* **Set task**:
Examine the material below. Gather every line in which the string "JSON" appears.

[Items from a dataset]

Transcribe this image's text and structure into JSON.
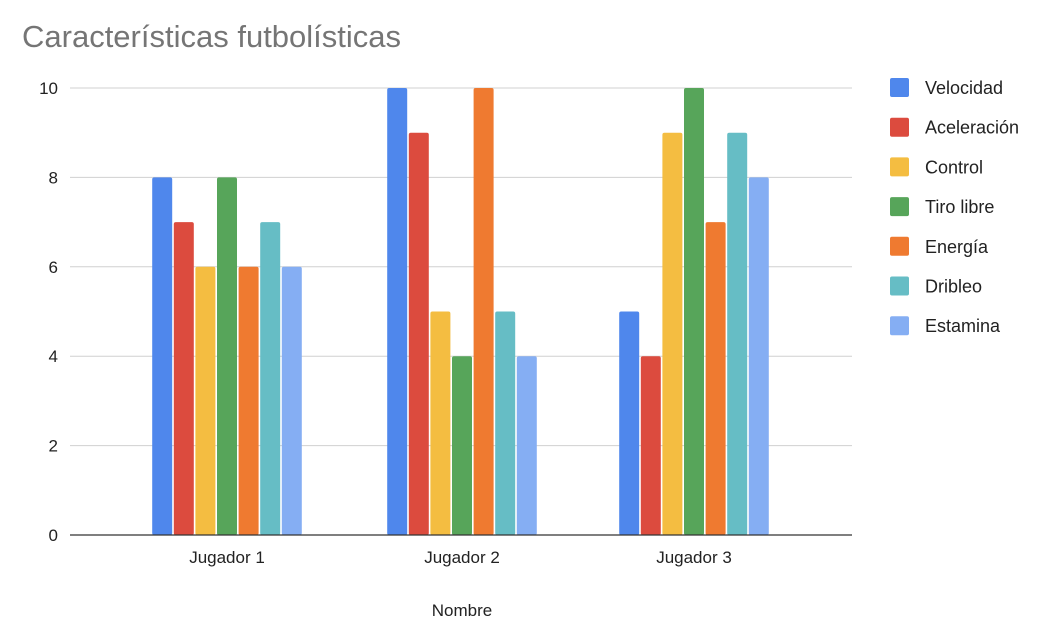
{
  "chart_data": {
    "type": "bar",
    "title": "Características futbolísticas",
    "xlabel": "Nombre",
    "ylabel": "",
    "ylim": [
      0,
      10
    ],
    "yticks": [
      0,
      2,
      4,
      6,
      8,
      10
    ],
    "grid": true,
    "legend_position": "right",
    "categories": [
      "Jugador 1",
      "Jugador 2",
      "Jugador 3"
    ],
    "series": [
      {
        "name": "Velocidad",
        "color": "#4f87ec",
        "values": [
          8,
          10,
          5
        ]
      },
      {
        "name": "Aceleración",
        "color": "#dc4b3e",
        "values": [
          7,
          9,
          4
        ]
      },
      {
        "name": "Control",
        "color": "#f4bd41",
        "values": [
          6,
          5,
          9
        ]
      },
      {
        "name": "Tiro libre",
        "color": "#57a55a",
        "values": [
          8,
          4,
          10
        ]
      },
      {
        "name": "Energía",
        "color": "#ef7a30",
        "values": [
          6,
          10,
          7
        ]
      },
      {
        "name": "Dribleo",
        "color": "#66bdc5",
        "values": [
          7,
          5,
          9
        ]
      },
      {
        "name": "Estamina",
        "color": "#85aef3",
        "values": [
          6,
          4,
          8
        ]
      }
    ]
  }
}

* * *

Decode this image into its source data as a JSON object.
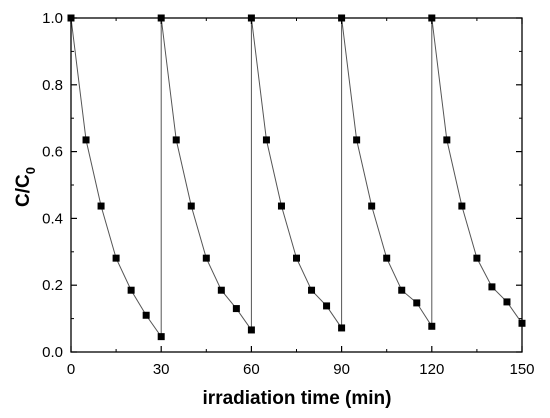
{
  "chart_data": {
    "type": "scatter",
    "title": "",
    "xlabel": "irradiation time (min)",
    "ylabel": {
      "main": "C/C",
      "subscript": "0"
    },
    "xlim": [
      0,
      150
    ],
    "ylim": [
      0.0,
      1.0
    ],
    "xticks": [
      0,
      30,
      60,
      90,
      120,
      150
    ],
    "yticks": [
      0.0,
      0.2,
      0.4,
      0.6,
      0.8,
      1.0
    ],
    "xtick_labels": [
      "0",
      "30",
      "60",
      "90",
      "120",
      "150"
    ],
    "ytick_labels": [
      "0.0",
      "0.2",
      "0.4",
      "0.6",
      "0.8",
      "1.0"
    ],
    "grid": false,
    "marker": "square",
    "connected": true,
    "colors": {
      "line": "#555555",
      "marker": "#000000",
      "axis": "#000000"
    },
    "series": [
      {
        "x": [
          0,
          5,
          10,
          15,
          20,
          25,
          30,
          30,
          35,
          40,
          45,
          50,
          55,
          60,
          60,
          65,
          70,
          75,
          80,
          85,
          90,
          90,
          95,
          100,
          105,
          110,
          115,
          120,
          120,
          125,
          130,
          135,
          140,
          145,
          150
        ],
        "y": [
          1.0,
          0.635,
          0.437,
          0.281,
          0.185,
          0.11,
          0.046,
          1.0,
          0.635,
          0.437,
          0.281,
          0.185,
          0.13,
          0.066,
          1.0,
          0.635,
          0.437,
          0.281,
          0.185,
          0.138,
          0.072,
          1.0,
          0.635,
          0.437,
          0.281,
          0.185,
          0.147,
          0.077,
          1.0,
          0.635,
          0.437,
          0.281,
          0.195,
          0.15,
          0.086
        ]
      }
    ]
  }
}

==

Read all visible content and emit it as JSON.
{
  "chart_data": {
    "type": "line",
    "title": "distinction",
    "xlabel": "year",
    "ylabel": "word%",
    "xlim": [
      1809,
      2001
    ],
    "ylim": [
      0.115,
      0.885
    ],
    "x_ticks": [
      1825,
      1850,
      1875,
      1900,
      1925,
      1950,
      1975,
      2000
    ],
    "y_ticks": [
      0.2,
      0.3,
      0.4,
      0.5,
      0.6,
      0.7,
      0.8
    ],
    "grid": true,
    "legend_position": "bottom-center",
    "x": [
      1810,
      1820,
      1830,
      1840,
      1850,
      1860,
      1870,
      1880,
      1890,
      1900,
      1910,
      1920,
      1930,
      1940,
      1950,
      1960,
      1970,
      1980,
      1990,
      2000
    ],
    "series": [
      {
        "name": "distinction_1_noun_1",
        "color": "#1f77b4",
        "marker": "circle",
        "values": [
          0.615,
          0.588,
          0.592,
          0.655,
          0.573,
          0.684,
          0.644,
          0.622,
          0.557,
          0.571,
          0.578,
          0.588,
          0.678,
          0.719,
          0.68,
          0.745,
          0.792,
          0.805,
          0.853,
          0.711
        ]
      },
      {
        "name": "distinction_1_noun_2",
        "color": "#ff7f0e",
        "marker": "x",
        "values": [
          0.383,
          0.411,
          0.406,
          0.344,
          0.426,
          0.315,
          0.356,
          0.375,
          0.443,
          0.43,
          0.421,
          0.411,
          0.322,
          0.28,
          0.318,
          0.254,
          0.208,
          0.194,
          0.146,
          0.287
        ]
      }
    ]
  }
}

* **The output**:
Transcribe this image's text and structure into JSON.
Decode this image into its source data as a JSON object.
Read all visible content and emit it as JSON.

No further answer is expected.